* Dataset excerpts *
━━━━━━━━━━━━━━━━

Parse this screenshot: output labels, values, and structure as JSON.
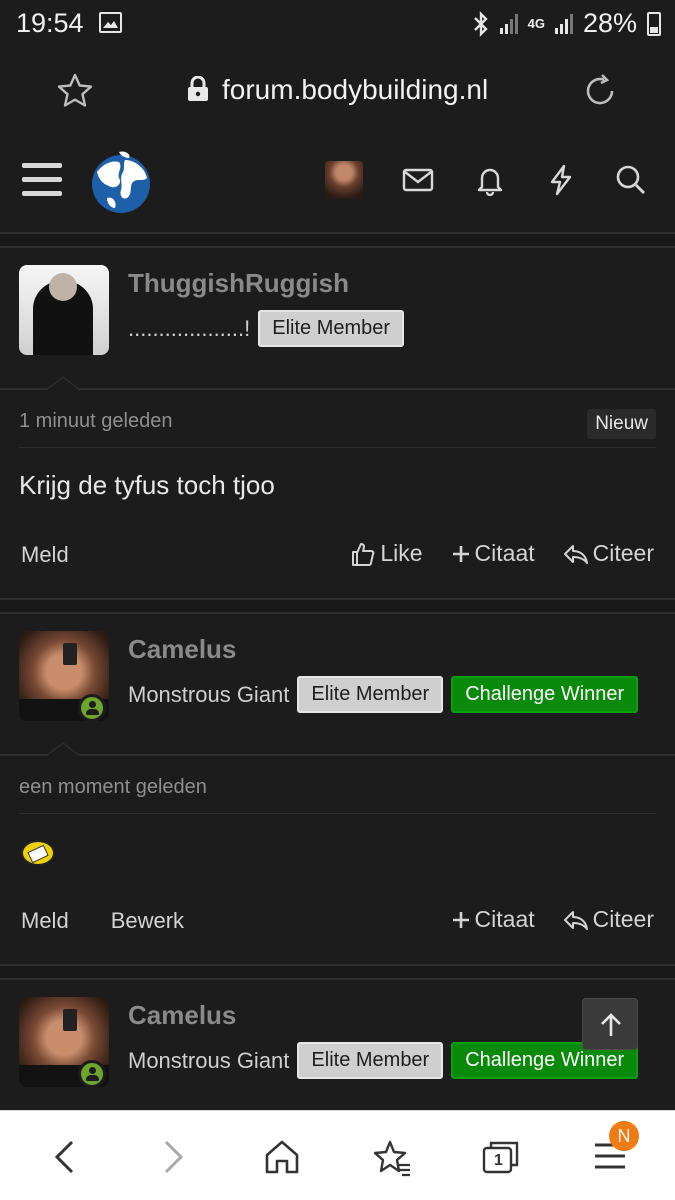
{
  "status_bar": {
    "time": "19:54",
    "network": "4G",
    "battery": "28%"
  },
  "browser": {
    "url": "forum.bodybuilding.nl",
    "tab_count": "1",
    "menu_badge": "N"
  },
  "posts": [
    {
      "username": "ThuggishRuggish",
      "title": "...................!",
      "badges": [
        "Elite Member"
      ],
      "time": "1 minuut geleden",
      "new_label": "Nieuw",
      "body": "Krijg de tyfus toch tjoo",
      "actions_left": [
        "Meld"
      ],
      "actions_right": [
        "Like",
        "Citaat",
        "Citeer"
      ]
    },
    {
      "username": "Camelus",
      "title": "Monstrous Giant",
      "badges": [
        "Elite Member",
        "Challenge Winner"
      ],
      "time": "een moment geleden",
      "body_emoji": "smiley-emoji",
      "actions_left": [
        "Meld",
        "Bewerk"
      ],
      "actions_right": [
        "Citaat",
        "Citeer"
      ]
    },
    {
      "username": "Camelus",
      "title": "Monstrous Giant",
      "badges": [
        "Elite Member",
        "Challenge Winner"
      ]
    }
  ],
  "colors": {
    "background": "#1c1c1c",
    "elite_badge": "#cfcfcf",
    "challenge_badge": "#0a8a0a",
    "online": "#6fa52d",
    "menu_badge": "#f07a14"
  }
}
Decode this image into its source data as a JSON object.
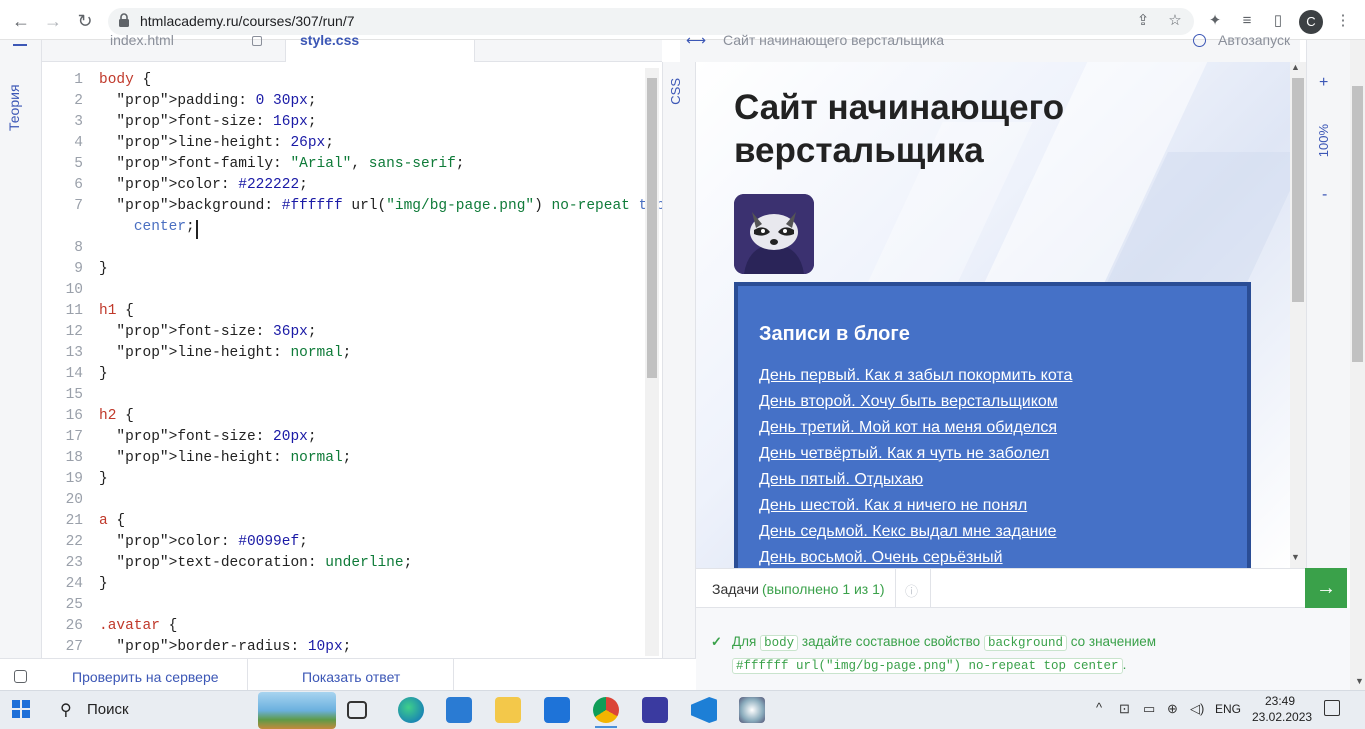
{
  "browser": {
    "url": "htmlacademy.ru/courses/307/run/7",
    "profile_initial": "C"
  },
  "sidebar": {
    "theory_label": "Теория"
  },
  "editor": {
    "tabs": [
      {
        "label": "index.html",
        "active": false
      },
      {
        "label": "style.css",
        "active": true
      }
    ],
    "side_tab_label": "CSS",
    "line_numbers": [
      "1",
      "2",
      "3",
      "4",
      "5",
      "6",
      "7",
      "",
      "8",
      "9",
      "10",
      "11",
      "12",
      "13",
      "14",
      "15",
      "16",
      "17",
      "18",
      "19",
      "20",
      "21",
      "22",
      "23",
      "24",
      "25",
      "26",
      "27"
    ],
    "lines": [
      "body {",
      "  padding: 0 30px;",
      "  font-size: 16px;",
      "  line-height: 26px;",
      "  font-family: \"Arial\", sans-serif;",
      "  color: #222222;",
      "  background: #ffffff url(\"img/bg-page.png\") no-repeat top",
      "    center;",
      "",
      "}",
      "",
      "h1 {",
      "  font-size: 36px;",
      "  line-height: normal;",
      "}",
      "",
      "h2 {",
      "  font-size: 20px;",
      "  line-height: normal;",
      "}",
      "",
      "a {",
      "  color: #0099ef;",
      "  text-decoration: underline;",
      "}",
      "",
      ".avatar {",
      "  border-radius: 10px;"
    ]
  },
  "preview": {
    "header_title": "Сайт начинающего верстальщика",
    "autorun_label": "Автозапуск",
    "page_title": "Сайт начинающего верстальщика",
    "blog_heading": "Записи в блоге",
    "blog_links": [
      "День первый. Как я забыл покормить кота",
      "День второй. Хочу быть верстальщиком",
      "День третий. Мой кот на меня обиделся",
      "День четвёртый. Как я чуть не заболел",
      "День пятый. Отдыхаю",
      "День шестой. Как я ничего не понял",
      "День седьмой. Кекс выдал мне задание",
      "День восьмой. Очень серьёзный"
    ],
    "zoom_label": "100%",
    "zoom_plus": "+",
    "zoom_minus": "-"
  },
  "tasks": {
    "label": "Задачи",
    "status": "(выполнено 1 из 1)",
    "task_text_1": "Для",
    "task_code_1": "body",
    "task_text_2": "задайте составное свойство",
    "task_code_2": "background",
    "task_text_3": "со значением",
    "task_code_3": "#ffffff url(\"img/bg-page.png\") no-repeat top center",
    "task_text_4": "."
  },
  "bottom_bar": {
    "check_button": "Проверить на сервере",
    "answer_button": "Показать ответ"
  },
  "taskbar": {
    "search_label": "Поиск",
    "language": "ENG",
    "time": "23:49",
    "date": "23.02.2023"
  },
  "colors": {
    "accent": "#3c57b6",
    "success": "#3aa14a",
    "blog_box": "#4571c7"
  }
}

━━━━━━━━━━━━━━━━

* Set exercise *
Pictures are to be left out; the records above must be repeated word for word.

* The answer *
Parse this screenshot: output labels, values, and structure as JSON.
{
  "status_bar": {
    "time": "19:54",
    "network": "4G",
    "battery": "28%"
  },
  "browser": {
    "url": "forum.bodybuilding.nl",
    "tab_count": "1",
    "menu_badge": "N"
  },
  "posts": [
    {
      "username": "ThuggishRuggish",
      "title": "...................!",
      "badges": [
        "Elite Member"
      ],
      "time": "1 minuut geleden",
      "new_label": "Nieuw",
      "body": "Krijg de tyfus toch tjoo",
      "actions_left": [
        "Meld"
      ],
      "actions_right": [
        "Like",
        "Citaat",
        "Citeer"
      ]
    },
    {
      "username": "Camelus",
      "title": "Monstrous Giant",
      "badges": [
        "Elite Member",
        "Challenge Winner"
      ],
      "time": "een moment geleden",
      "body_emoji": "smiley-emoji",
      "actions_left": [
        "Meld",
        "Bewerk"
      ],
      "actions_right": [
        "Citaat",
        "Citeer"
      ]
    },
    {
      "username": "Camelus",
      "title": "Monstrous Giant",
      "badges": [
        "Elite Member",
        "Challenge Winner"
      ]
    }
  ],
  "colors": {
    "background": "#1c1c1c",
    "elite_badge": "#cfcfcf",
    "challenge_badge": "#0a8a0a",
    "online": "#6fa52d",
    "menu_badge": "#f07a14"
  }
}
Decode this image into its source data as a JSON object.
{
  "browser": {
    "url": "htmlacademy.ru/courses/307/run/7",
    "profile_initial": "C"
  },
  "sidebar": {
    "theory_label": "Теория"
  },
  "editor": {
    "tabs": [
      {
        "label": "index.html",
        "active": false
      },
      {
        "label": "style.css",
        "active": true
      }
    ],
    "side_tab_label": "CSS",
    "line_numbers": [
      "1",
      "2",
      "3",
      "4",
      "5",
      "6",
      "7",
      "",
      "8",
      "9",
      "10",
      "11",
      "12",
      "13",
      "14",
      "15",
      "16",
      "17",
      "18",
      "19",
      "20",
      "21",
      "22",
      "23",
      "24",
      "25",
      "26",
      "27"
    ],
    "lines": [
      "body {",
      "  padding: 0 30px;",
      "  font-size: 16px;",
      "  line-height: 26px;",
      "  font-family: \"Arial\", sans-serif;",
      "  color: #222222;",
      "  background: #ffffff url(\"img/bg-page.png\") no-repeat top",
      "    center;",
      "",
      "}",
      "",
      "h1 {",
      "  font-size: 36px;",
      "  line-height: normal;",
      "}",
      "",
      "h2 {",
      "  font-size: 20px;",
      "  line-height: normal;",
      "}",
      "",
      "a {",
      "  color: #0099ef;",
      "  text-decoration: underline;",
      "}",
      "",
      ".avatar {",
      "  border-radius: 10px;"
    ]
  },
  "preview": {
    "header_title": "Сайт начинающего верстальщика",
    "autorun_label": "Автозапуск",
    "page_title": "Сайт начинающего верстальщика",
    "blog_heading": "Записи в блоге",
    "blog_links": [
      "День первый. Как я забыл покормить кота",
      "День второй. Хочу быть верстальщиком",
      "День третий. Мой кот на меня обиделся",
      "День четвёртый. Как я чуть не заболел",
      "День пятый. Отдыхаю",
      "День шестой. Как я ничего не понял",
      "День седьмой. Кекс выдал мне задание",
      "День восьмой. Очень серьёзный"
    ],
    "zoom_label": "100%",
    "zoom_plus": "+",
    "zoom_minus": "-"
  },
  "tasks": {
    "label": "Задачи",
    "status": "(выполнено 1 из 1)",
    "task_text_1": "Для",
    "task_code_1": "body",
    "task_text_2": "задайте составное свойство",
    "task_code_2": "background",
    "task_text_3": "со значением",
    "task_code_3": "#ffffff url(\"img/bg-page.png\") no-repeat top center",
    "task_text_4": "."
  },
  "bottom_bar": {
    "check_button": "Проверить на сервере",
    "answer_button": "Показать ответ"
  },
  "taskbar": {
    "search_label": "Поиск",
    "language": "ENG",
    "time": "23:49",
    "date": "23.02.2023"
  },
  "colors": {
    "accent": "#3c57b6",
    "success": "#3aa14a",
    "blog_box": "#4571c7"
  }
}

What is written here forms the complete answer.